## Stated goal
Will you extract the entries word for word? Images should not appear in the copy.

## Records provided
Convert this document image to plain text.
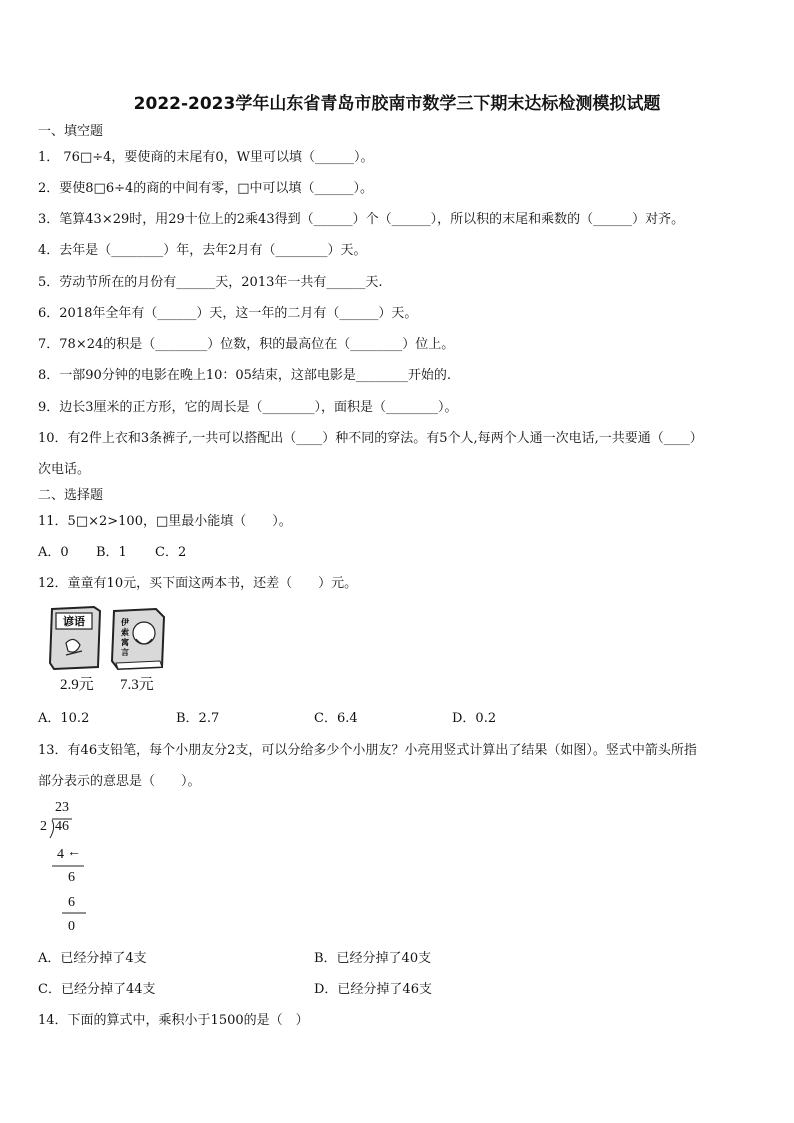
2022-2023学年山东省青岛市胶南市数学三下期末达标检测模拟试题
一、填空题
1． 76□÷4，要使商的末尾有0，W里可以填（______）。
2．要使8□6÷4的商的中间有零，□中可以填（______）。
3．笔算43×29时，用29十位上的2乘43得到（______）个（______），所以积的末尾和乘数的（______）对齐。
4．去年是（________）年，去年2月有（________）天。
5．劳动节所在的月份有______天，2013年一共有______天.
6．2018年全年有（______）天，这一年的二月有（______）天。
7．78×24的积是（________）位数，积的最高位在（________）位上。
8．一部90分钟的电影在晚上10：05结束，这部电影是________开始的.
9．边长3厘米的正方形，它的周长是（________），面积是（________）。
10．有2件上衣和3条裤子,一共可以搭配出（____）种不同的穿法。有5个人,每两个人通一次电话,一共要通（____）
次电话。
二、选择题
11．5□×2>100，□里最小能填（　　）。
A．0 B．1 C．2
12．童童有10元，买下面这两本书，还差（　　）元。
谚语	伊
索
寓
言
2.9元 7.3元
A．10.2	B．2.7	C．6.4	D．0.2
13．有46支铅笔，每个小朋友分2支，可以分给多少个小朋友？小亮用竖式计算出了结果（如图）。竖式中箭头所指
部分表示的意思是（　　）。
23
2 46
4 ←
6
6
0
A．已经分掉了4支	B．已经分掉了40支
C．已经分掉了44支	D．已经分掉了46支
14．下面的算式中，乘积小于1500的是（　）
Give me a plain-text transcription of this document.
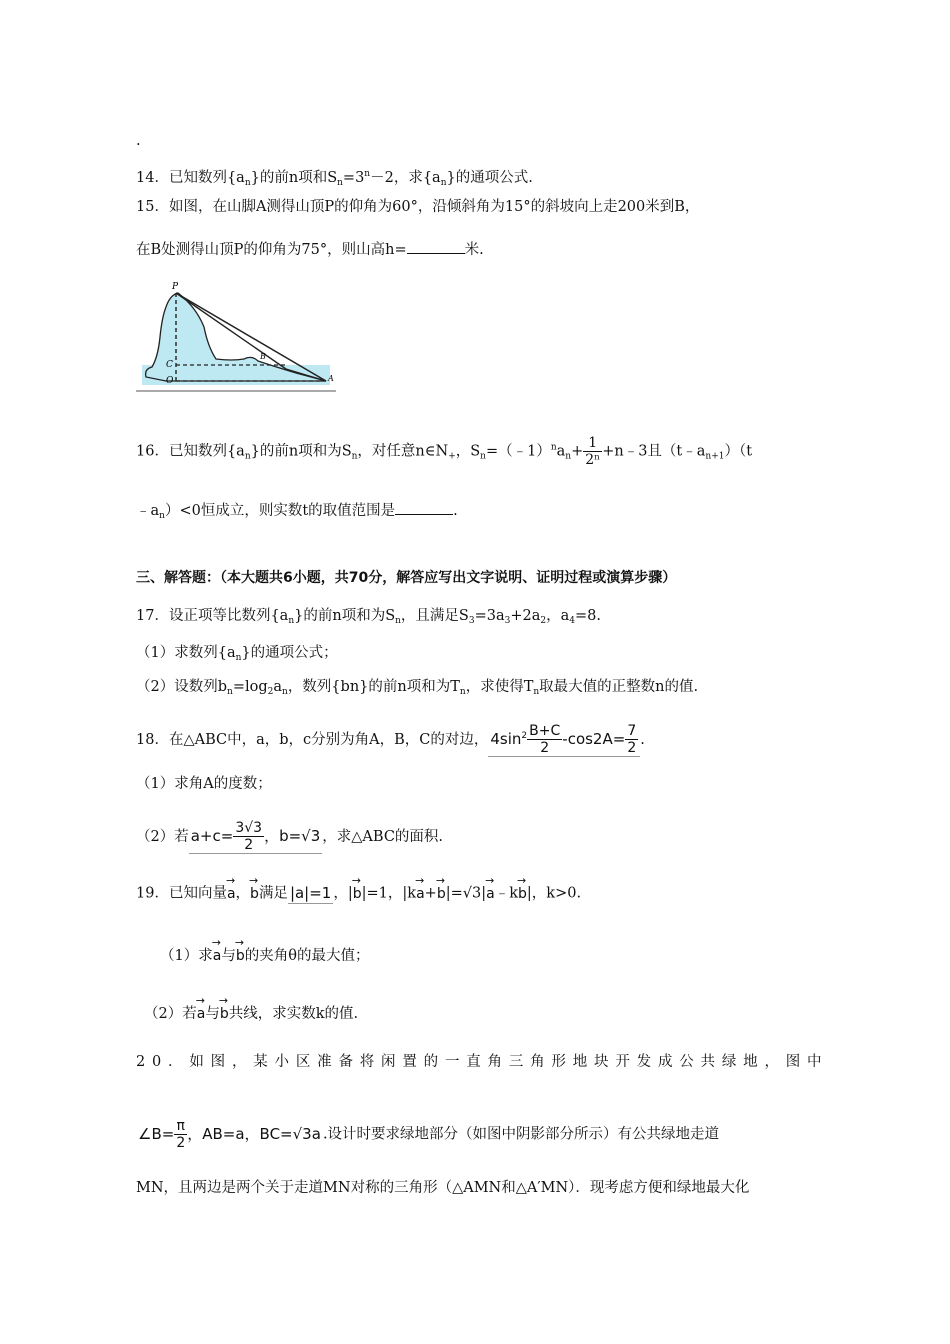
.
14．已知数列$\{a_n\}$的前n项和$S_n=3^n-2$，求$\{a_n\}$的通项公式.
15．如图，在山脚A测得山顶P的仰角为60°，沿倾斜角为15°的斜坡向上走200米到B，
在B处测得山顶P的仰角为75°，则山高h=	米.
P
C
O
B
A
16．已知数列$\{a_n\}$的前n项和为$S_n$，对任意$n\in N_+$，$S_n=(﹣1)^na_n+ \frac{1}{\text{2ⁿ}}$ +n﹣3且$(t﹣a_{n+1})(t$
$﹣a_n)<0$恒成立，则实数t的取值范围是	.
三、解答题：（本大题共6小题，共70分，解答应写出文字说明、证明过程或演算步骤）
17．设正项等比数列$\{a_n\}$的前n项和为$S_n$，且满足$S_3=3a_3+2a_2$，$a_4=8$.
（1）求数列$\{a_n\}$的通项公式；
（2）设数列$b_n=\log_2a_n$，数列{bn}的前n项和为$T_n$，求使得$T_n$取最大值的正整数n的值.
18．在△ABC中，a，b，c分别为角A，B，C的对边， $4\sin^2 \frac{B+C}{2} -\cos 2A= \frac{7}{2}$ .
（1）求角A的度数；
（2）若 $a+c= \frac{3√3}{2}$ ，b=√3 ，求△ABC的面积.
19．已知向量→ a，→ b满足 |a|=1 ，|→ b|=1，|k→ a+→ b|=√3|→ a﹣k→ b|，k>0.
（1）求→ a与→ b的夹角θ的最大值；
（2）若→ a与→ b共线，求实数k的值.
20．如图，某小区准备将闲置的一直角三角形地块开发成公共绿地，图中
∠B= $\frac{\pi}{2}$ ，AB=a，BC=√3a .设计时要求绿地部分（如图中阴影部分所示）有公共绿地走道
MN，且两边是两个关于走道MN对称的三角形（△AMN和△A′MN）．现考虑方便和绿地最大化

## Reply to the exercise
Convert this document image to plain text.
2022-2023学年山东省青岛市胶南市数学三下期末达标检测模拟试题
一、填空题
1． 76□÷4，要使商的末尾有0，W里可以填（______）。
2．要使8□6÷4的商的中间有零，□中可以填（______）。
3．笔算43×29时，用29十位上的2乘43得到（______）个（______），所以积的末尾和乘数的（______）对齐。
4．去年是（________）年，去年2月有（________）天。
5．劳动节所在的月份有______天，2013年一共有______天.
6．2018年全年有（______）天，这一年的二月有（______）天。
7．78×24的积是（________）位数，积的最高位在（________）位上。
8．一部90分钟的电影在晚上10：05结束，这部电影是________开始的.
9．边长3厘米的正方形，它的周长是（________），面积是（________）。
10．有2件上衣和3条裤子,一共可以搭配出（____）种不同的穿法。有5个人,每两个人通一次电话,一共要通（____）
次电话。
二、选择题
11．5□×2>100，□里最小能填（　　）。
A．0 B．1 C．2
12．童童有10元，买下面这两本书，还差（　　）元。
谚语	伊
索
寓
言
2.9元 7.3元
A．10.2	B．2.7	C．6.4	D．0.2
13．有46支铅笔，每个小朋友分2支，可以分给多少个小朋友？小亮用竖式计算出了结果（如图）。竖式中箭头所指
部分表示的意思是（　　）。
23
2 46
4 ←
6
6
0
A．已经分掉了4支	B．已经分掉了40支
C．已经分掉了44支	D．已经分掉了46支
14．下面的算式中，乘积小于1500的是（　）
Give me a plain-text transcription of this document.
.
14．已知数列$\{a_n\}$的前n项和$S_n=3^n-2$，求$\{a_n\}$的通项公式.
15．如图，在山脚A测得山顶P的仰角为60°，沿倾斜角为15°的斜坡向上走200米到B，
在B处测得山顶P的仰角为75°，则山高h=	米.
P
C
O
B
A
16．已知数列$\{a_n\}$的前n项和为$S_n$，对任意$n\in N_+$，$S_n=(﹣1)^na_n+ \frac{1}{\text{2ⁿ}}$ +n﹣3且$(t﹣a_{n+1})(t$
$﹣a_n)<0$恒成立，则实数t的取值范围是	.
三、解答题：（本大题共6小题，共70分，解答应写出文字说明、证明过程或演算步骤）
17．设正项等比数列$\{a_n\}$的前n项和为$S_n$，且满足$S_3=3a_3+2a_2$，$a_4=8$.
（1）求数列$\{a_n\}$的通项公式；
（2）设数列$b_n=\log_2a_n$，数列{bn}的前n项和为$T_n$，求使得$T_n$取最大值的正整数n的值.
18．在△ABC中，a，b，c分别为角A，B，C的对边， $4\sin^2 \frac{B+C}{2} -\cos 2A= \frac{7}{2}$ .
（1）求角A的度数；
（2）若 $a+c= \frac{3√3}{2}$ ，b=√3 ，求△ABC的面积.
19．已知向量→ a，→ b满足 |a|=1 ，|→ b|=1，|k→ a+→ b|=√3|→ a﹣k→ b|，k>0.
（1）求→ a与→ b的夹角θ的最大值；
（2）若→ a与→ b共线，求实数k的值.
20．如图，某小区准备将闲置的一直角三角形地块开发成公共绿地，图中
∠B= $\frac{\pi}{2}$ ，AB=a，BC=√3a .设计时要求绿地部分（如图中阴影部分所示）有公共绿地走道
MN，且两边是两个关于走道MN对称的三角形（△AMN和△A′MN）．现考虑方便和绿地最大化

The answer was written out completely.